*PROMPT:*
Return, word for word, every line that follows.

*DATASET:*

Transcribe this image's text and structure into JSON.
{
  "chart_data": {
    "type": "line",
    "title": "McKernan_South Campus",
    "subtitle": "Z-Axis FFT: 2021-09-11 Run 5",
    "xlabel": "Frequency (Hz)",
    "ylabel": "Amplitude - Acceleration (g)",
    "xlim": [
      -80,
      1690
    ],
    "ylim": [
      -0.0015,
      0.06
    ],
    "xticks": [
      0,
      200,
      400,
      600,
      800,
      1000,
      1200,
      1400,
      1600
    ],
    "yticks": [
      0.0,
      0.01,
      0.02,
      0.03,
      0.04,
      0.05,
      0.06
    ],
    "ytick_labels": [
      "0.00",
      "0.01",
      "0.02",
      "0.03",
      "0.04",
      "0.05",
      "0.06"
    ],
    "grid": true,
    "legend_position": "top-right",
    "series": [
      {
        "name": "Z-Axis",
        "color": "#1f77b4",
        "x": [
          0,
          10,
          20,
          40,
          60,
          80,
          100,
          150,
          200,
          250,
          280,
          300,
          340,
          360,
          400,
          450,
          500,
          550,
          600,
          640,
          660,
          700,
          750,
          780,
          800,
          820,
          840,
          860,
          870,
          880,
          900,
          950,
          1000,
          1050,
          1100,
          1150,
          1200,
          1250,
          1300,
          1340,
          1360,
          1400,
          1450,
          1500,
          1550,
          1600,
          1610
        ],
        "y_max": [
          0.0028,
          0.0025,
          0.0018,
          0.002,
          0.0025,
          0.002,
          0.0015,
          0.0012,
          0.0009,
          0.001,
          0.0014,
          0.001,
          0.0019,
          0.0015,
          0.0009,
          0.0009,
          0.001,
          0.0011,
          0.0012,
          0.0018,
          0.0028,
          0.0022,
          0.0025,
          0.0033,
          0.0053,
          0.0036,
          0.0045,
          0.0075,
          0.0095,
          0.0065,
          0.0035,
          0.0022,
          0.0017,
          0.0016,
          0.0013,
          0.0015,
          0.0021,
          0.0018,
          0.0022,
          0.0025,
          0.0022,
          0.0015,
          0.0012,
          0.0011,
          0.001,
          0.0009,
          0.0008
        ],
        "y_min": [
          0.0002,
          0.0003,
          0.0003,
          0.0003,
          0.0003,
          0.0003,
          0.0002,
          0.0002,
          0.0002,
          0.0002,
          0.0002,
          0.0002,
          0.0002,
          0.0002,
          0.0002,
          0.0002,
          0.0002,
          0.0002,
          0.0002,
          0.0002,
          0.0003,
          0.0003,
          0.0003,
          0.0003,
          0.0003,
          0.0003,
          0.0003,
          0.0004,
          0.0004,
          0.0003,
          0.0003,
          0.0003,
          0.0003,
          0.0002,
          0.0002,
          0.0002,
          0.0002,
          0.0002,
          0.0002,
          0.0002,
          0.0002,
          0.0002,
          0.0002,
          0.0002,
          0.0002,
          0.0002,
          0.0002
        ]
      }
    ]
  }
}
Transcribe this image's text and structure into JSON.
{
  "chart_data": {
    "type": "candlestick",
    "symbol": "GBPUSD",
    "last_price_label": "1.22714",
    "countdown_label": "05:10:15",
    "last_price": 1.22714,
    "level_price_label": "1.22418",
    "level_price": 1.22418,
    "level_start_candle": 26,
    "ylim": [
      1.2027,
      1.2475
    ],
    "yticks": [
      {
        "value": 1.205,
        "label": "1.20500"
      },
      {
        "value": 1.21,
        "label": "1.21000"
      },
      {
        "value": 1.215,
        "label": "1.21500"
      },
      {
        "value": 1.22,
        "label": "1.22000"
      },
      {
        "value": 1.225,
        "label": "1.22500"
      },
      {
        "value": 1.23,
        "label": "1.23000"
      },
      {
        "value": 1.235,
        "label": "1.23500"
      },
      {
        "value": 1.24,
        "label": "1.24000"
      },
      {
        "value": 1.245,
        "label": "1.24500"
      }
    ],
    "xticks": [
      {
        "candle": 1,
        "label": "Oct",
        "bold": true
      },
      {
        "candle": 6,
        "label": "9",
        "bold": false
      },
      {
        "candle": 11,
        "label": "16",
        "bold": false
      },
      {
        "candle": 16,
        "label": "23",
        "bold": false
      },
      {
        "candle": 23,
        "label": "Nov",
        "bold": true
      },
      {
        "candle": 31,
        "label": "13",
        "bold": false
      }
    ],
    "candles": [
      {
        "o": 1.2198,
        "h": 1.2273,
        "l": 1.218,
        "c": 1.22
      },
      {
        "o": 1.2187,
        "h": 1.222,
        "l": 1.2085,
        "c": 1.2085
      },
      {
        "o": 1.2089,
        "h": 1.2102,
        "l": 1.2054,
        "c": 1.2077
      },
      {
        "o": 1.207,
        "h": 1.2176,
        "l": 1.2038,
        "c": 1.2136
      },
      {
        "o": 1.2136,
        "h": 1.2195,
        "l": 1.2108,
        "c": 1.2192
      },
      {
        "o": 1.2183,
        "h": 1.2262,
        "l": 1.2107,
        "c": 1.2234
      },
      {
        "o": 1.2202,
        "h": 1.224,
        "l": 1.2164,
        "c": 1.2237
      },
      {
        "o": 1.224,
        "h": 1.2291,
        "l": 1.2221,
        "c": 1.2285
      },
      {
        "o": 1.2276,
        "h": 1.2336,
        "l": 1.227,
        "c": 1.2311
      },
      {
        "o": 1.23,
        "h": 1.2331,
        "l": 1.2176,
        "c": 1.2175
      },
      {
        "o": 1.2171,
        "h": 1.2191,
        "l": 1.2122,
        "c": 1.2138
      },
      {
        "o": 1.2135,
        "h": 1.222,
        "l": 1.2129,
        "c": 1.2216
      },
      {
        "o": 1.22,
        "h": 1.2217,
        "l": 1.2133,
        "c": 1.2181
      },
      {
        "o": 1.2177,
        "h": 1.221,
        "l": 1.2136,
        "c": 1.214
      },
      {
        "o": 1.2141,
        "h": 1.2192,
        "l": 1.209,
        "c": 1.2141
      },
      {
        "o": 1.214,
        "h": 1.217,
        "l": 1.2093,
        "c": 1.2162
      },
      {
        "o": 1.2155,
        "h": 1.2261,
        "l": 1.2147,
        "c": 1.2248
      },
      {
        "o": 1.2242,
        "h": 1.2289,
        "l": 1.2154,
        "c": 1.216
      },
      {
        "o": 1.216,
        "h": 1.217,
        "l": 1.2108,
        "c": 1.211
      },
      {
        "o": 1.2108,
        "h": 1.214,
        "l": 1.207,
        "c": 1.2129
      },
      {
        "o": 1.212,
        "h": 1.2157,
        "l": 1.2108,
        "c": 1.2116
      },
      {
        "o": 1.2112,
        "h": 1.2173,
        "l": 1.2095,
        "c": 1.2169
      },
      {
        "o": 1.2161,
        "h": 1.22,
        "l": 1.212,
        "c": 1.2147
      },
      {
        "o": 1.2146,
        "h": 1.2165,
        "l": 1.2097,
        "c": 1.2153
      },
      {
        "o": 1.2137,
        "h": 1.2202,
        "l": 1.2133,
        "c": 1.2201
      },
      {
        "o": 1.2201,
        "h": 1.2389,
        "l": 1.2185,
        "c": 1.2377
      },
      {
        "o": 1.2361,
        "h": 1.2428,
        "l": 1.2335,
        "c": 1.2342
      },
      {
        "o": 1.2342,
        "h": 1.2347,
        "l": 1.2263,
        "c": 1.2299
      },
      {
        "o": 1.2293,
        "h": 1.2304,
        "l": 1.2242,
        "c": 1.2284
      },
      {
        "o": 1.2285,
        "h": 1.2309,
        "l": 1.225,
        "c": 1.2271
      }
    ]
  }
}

*RESPONSE TO THE EXERCISE:*
Transcribe this image's text and structure into JSON.
{
  "chart_data": {
    "type": "line",
    "title": "McKernan_South Campus",
    "subtitle": "Z-Axis FFT: 2021-09-11 Run 5",
    "xlabel": "Frequency (Hz)",
    "ylabel": "Amplitude - Acceleration (g)",
    "xlim": [
      -80,
      1690
    ],
    "ylim": [
      -0.0015,
      0.06
    ],
    "xticks": [
      0,
      200,
      400,
      600,
      800,
      1000,
      1200,
      1400,
      1600
    ],
    "yticks": [
      0.0,
      0.01,
      0.02,
      0.03,
      0.04,
      0.05,
      0.06
    ],
    "ytick_labels": [
      "0.00",
      "0.01",
      "0.02",
      "0.03",
      "0.04",
      "0.05",
      "0.06"
    ],
    "grid": true,
    "legend_position": "top-right",
    "series": [
      {
        "name": "Z-Axis",
        "color": "#1f77b4",
        "x": [
          0,
          10,
          20,
          40,
          60,
          80,
          100,
          150,
          200,
          250,
          280,
          300,
          340,
          360,
          400,
          450,
          500,
          550,
          600,
          640,
          660,
          700,
          750,
          780,
          800,
          820,
          840,
          860,
          870,
          880,
          900,
          950,
          1000,
          1050,
          1100,
          1150,
          1200,
          1250,
          1300,
          1340,
          1360,
          1400,
          1450,
          1500,
          1550,
          1600,
          1610
        ],
        "y_max": [
          0.0028,
          0.0025,
          0.0018,
          0.002,
          0.0025,
          0.002,
          0.0015,
          0.0012,
          0.0009,
          0.001,
          0.0014,
          0.001,
          0.0019,
          0.0015,
          0.0009,
          0.0009,
          0.001,
          0.0011,
          0.0012,
          0.0018,
          0.0028,
          0.0022,
          0.0025,
          0.0033,
          0.0053,
          0.0036,
          0.0045,
          0.0075,
          0.0095,
          0.0065,
          0.0035,
          0.0022,
          0.0017,
          0.0016,
          0.0013,
          0.0015,
          0.0021,
          0.0018,
          0.0022,
          0.0025,
          0.0022,
          0.0015,
          0.0012,
          0.0011,
          0.001,
          0.0009,
          0.0008
        ],
        "y_min": [
          0.0002,
          0.0003,
          0.0003,
          0.0003,
          0.0003,
          0.0003,
          0.0002,
          0.0002,
          0.0002,
          0.0002,
          0.0002,
          0.0002,
          0.0002,
          0.0002,
          0.0002,
          0.0002,
          0.0002,
          0.0002,
          0.0002,
          0.0002,
          0.0003,
          0.0003,
          0.0003,
          0.0003,
          0.0003,
          0.0003,
          0.0003,
          0.0004,
          0.0004,
          0.0003,
          0.0003,
          0.0003,
          0.0003,
          0.0002,
          0.0002,
          0.0002,
          0.0002,
          0.0002,
          0.0002,
          0.0002,
          0.0002,
          0.0002,
          0.0002,
          0.0002,
          0.0002,
          0.0002,
          0.0002
        ]
      }
    ]
  }
}
Transcribe this image's text and structure into JSON.
{
  "chart_data": {
    "type": "candlestick",
    "symbol": "GBPUSD",
    "last_price_label": "1.22714",
    "countdown_label": "05:10:15",
    "last_price": 1.22714,
    "level_price_label": "1.22418",
    "level_price": 1.22418,
    "level_start_candle": 26,
    "ylim": [
      1.2027,
      1.2475
    ],
    "yticks": [
      {
        "value": 1.205,
        "label": "1.20500"
      },
      {
        "value": 1.21,
        "label": "1.21000"
      },
      {
        "value": 1.215,
        "label": "1.21500"
      },
      {
        "value": 1.22,
        "label": "1.22000"
      },
      {
        "value": 1.225,
        "label": "1.22500"
      },
      {
        "value": 1.23,
        "label": "1.23000"
      },
      {
        "value": 1.235,
        "label": "1.23500"
      },
      {
        "value": 1.24,
        "label": "1.24000"
      },
      {
        "value": 1.245,
        "label": "1.24500"
      }
    ],
    "xticks": [
      {
        "candle": 1,
        "label": "Oct",
        "bold": true
      },
      {
        "candle": 6,
        "label": "9",
        "bold": false
      },
      {
        "candle": 11,
        "label": "16",
        "bold": false
      },
      {
        "candle": 16,
        "label": "23",
        "bold": false
      },
      {
        "candle": 23,
        "label": "Nov",
        "bold": true
      },
      {
        "candle": 31,
        "label": "13",
        "bold": false
      }
    ],
    "candles": [
      {
        "o": 1.2198,
        "h": 1.2273,
        "l": 1.218,
        "c": 1.22
      },
      {
        "o": 1.2187,
        "h": 1.222,
        "l": 1.2085,
        "c": 1.2085
      },
      {
        "o": 1.2089,
        "h": 1.2102,
        "l": 1.2054,
        "c": 1.2077
      },
      {
        "o": 1.207,
        "h": 1.2176,
        "l": 1.2038,
        "c": 1.2136
      },
      {
        "o": 1.2136,
        "h": 1.2195,
        "l": 1.2108,
        "c": 1.2192
      },
      {
        "o": 1.2183,
        "h": 1.2262,
        "l": 1.2107,
        "c": 1.2234
      },
      {
        "o": 1.2202,
        "h": 1.224,
        "l": 1.2164,
        "c": 1.2237
      },
      {
        "o": 1.224,
        "h": 1.2291,
        "l": 1.2221,
        "c": 1.2285
      },
      {
        "o": 1.2276,
        "h": 1.2336,
        "l": 1.227,
        "c": 1.2311
      },
      {
        "o": 1.23,
        "h": 1.2331,
        "l": 1.2176,
        "c": 1.2175
      },
      {
        "o": 1.2171,
        "h": 1.2191,
        "l": 1.2122,
        "c": 1.2138
      },
      {
        "o": 1.2135,
        "h": 1.222,
        "l": 1.2129,
        "c": 1.2216
      },
      {
        "o": 1.22,
        "h": 1.2217,
        "l": 1.2133,
        "c": 1.2181
      },
      {
        "o": 1.2177,
        "h": 1.221,
        "l": 1.2136,
        "c": 1.214
      },
      {
        "o": 1.2141,
        "h": 1.2192,
        "l": 1.209,
        "c": 1.2141
      },
      {
        "o": 1.214,
        "h": 1.217,
        "l": 1.2093,
        "c": 1.2162
      },
      {
        "o": 1.2155,
        "h": 1.2261,
        "l": 1.2147,
        "c": 1.2248
      },
      {
        "o": 1.2242,
        "h": 1.2289,
        "l": 1.2154,
        "c": 1.216
      },
      {
        "o": 1.216,
        "h": 1.217,
        "l": 1.2108,
        "c": 1.211
      },
      {
        "o": 1.2108,
        "h": 1.214,
        "l": 1.207,
        "c": 1.2129
      },
      {
        "o": 1.212,
        "h": 1.2157,
        "l": 1.2108,
        "c": 1.2116
      },
      {
        "o": 1.2112,
        "h": 1.2173,
        "l": 1.2095,
        "c": 1.2169
      },
      {
        "o": 1.2161,
        "h": 1.22,
        "l": 1.212,
        "c": 1.2147
      },
      {
        "o": 1.2146,
        "h": 1.2165,
        "l": 1.2097,
        "c": 1.2153
      },
      {
        "o": 1.2137,
        "h": 1.2202,
        "l": 1.2133,
        "c": 1.2201
      },
      {
        "o": 1.2201,
        "h": 1.2389,
        "l": 1.2185,
        "c": 1.2377
      },
      {
        "o": 1.2361,
        "h": 1.2428,
        "l": 1.2335,
        "c": 1.2342
      },
      {
        "o": 1.2342,
        "h": 1.2347,
        "l": 1.2263,
        "c": 1.2299
      },
      {
        "o": 1.2293,
        "h": 1.2304,
        "l": 1.2242,
        "c": 1.2284
      },
      {
        "o": 1.2285,
        "h": 1.2309,
        "l": 1.225,
        "c": 1.2271
      }
    ]
  }
}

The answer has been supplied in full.